◆ **What is asked**: Copy out the complete listing, word for word.

....................

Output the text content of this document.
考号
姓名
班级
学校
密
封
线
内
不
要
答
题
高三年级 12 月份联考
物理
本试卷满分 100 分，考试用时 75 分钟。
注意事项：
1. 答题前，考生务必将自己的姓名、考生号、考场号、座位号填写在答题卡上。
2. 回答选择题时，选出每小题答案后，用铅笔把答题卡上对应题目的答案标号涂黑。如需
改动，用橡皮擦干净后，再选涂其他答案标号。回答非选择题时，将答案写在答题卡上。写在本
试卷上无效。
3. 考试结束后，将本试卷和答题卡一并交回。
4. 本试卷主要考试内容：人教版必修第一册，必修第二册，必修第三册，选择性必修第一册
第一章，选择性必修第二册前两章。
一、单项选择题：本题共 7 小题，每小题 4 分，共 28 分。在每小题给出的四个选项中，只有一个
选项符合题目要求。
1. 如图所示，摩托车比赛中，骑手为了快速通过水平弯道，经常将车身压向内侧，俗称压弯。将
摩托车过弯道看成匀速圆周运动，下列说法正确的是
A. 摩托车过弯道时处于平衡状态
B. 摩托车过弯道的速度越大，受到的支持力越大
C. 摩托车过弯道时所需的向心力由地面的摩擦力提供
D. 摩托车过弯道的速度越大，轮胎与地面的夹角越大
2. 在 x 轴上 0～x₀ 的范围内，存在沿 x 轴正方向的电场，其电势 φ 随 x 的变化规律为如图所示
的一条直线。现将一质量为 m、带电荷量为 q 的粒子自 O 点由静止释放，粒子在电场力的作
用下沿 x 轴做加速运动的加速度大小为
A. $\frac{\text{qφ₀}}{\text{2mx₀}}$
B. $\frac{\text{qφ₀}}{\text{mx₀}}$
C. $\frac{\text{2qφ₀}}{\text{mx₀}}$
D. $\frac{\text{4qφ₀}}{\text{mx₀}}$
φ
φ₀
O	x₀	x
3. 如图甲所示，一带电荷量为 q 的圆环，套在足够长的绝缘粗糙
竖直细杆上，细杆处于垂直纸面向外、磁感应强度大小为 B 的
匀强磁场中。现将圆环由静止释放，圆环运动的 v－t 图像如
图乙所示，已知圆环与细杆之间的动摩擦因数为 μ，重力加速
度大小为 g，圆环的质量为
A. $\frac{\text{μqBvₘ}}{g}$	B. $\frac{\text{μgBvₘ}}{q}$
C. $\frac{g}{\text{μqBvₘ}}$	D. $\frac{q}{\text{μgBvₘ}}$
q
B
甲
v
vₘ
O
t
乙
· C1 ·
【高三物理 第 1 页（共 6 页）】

....................

◆ **Right answer**:
Output the text content of this document.
考号
姓名
班级
学校
密
封
线
内
不
要
答
题
高三年级 12 月份联考
物理
本试卷满分 100 分，考试用时 75 分钟。
注意事项：
1. 答题前，考生务必将自己的姓名、考生号、考场号、座位号填写在答题卡上。
2. 回答选择题时，选出每小题答案后，用铅笔把答题卡上对应题目的答案标号涂黑。如需
改动，用橡皮擦干净后，再选涂其他答案标号。回答非选择题时，将答案写在答题卡上。写在本
试卷上无效。
3. 考试结束后，将本试卷和答题卡一并交回。
4. 本试卷主要考试内容：人教版必修第一册，必修第二册，必修第三册，选择性必修第一册
第一章，选择性必修第二册前两章。
一、单项选择题：本题共 7 小题，每小题 4 分，共 28 分。在每小题给出的四个选项中，只有一个
选项符合题目要求。
1. 如图所示，摩托车比赛中，骑手为了快速通过水平弯道，经常将车身压向内侧，俗称压弯。将
摩托车过弯道看成匀速圆周运动，下列说法正确的是
A. 摩托车过弯道时处于平衡状态
B. 摩托车过弯道的速度越大，受到的支持力越大
C. 摩托车过弯道时所需的向心力由地面的摩擦力提供
D. 摩托车过弯道的速度越大，轮胎与地面的夹角越大
2. 在 x 轴上 0～x₀ 的范围内，存在沿 x 轴正方向的电场，其电势 φ 随 x 的变化规律为如图所示
的一条直线。现将一质量为 m、带电荷量为 q 的粒子自 O 点由静止释放，粒子在电场力的作
用下沿 x 轴做加速运动的加速度大小为
A. $\frac{\text{qφ₀}}{\text{2mx₀}}$
B. $\frac{\text{qφ₀}}{\text{mx₀}}$
C. $\frac{\text{2qφ₀}}{\text{mx₀}}$
D. $\frac{\text{4qφ₀}}{\text{mx₀}}$
φ
φ₀
O	x₀	x
3. 如图甲所示，一带电荷量为 q 的圆环，套在足够长的绝缘粗糙
竖直细杆上，细杆处于垂直纸面向外、磁感应强度大小为 B 的
匀强磁场中。现将圆环由静止释放，圆环运动的 v－t 图像如
图乙所示，已知圆环与细杆之间的动摩擦因数为 μ，重力加速
度大小为 g，圆环的质量为
A. $\frac{\text{μqBvₘ}}{g}$	B. $\frac{\text{μgBvₘ}}{q}$
C. $\frac{g}{\text{μqBvₘ}}$	D. $\frac{q}{\text{μgBvₘ}}$
q
B
甲
v
vₘ
O
t
乙
· C1 ·
【高三物理 第 1 页（共 6 页）】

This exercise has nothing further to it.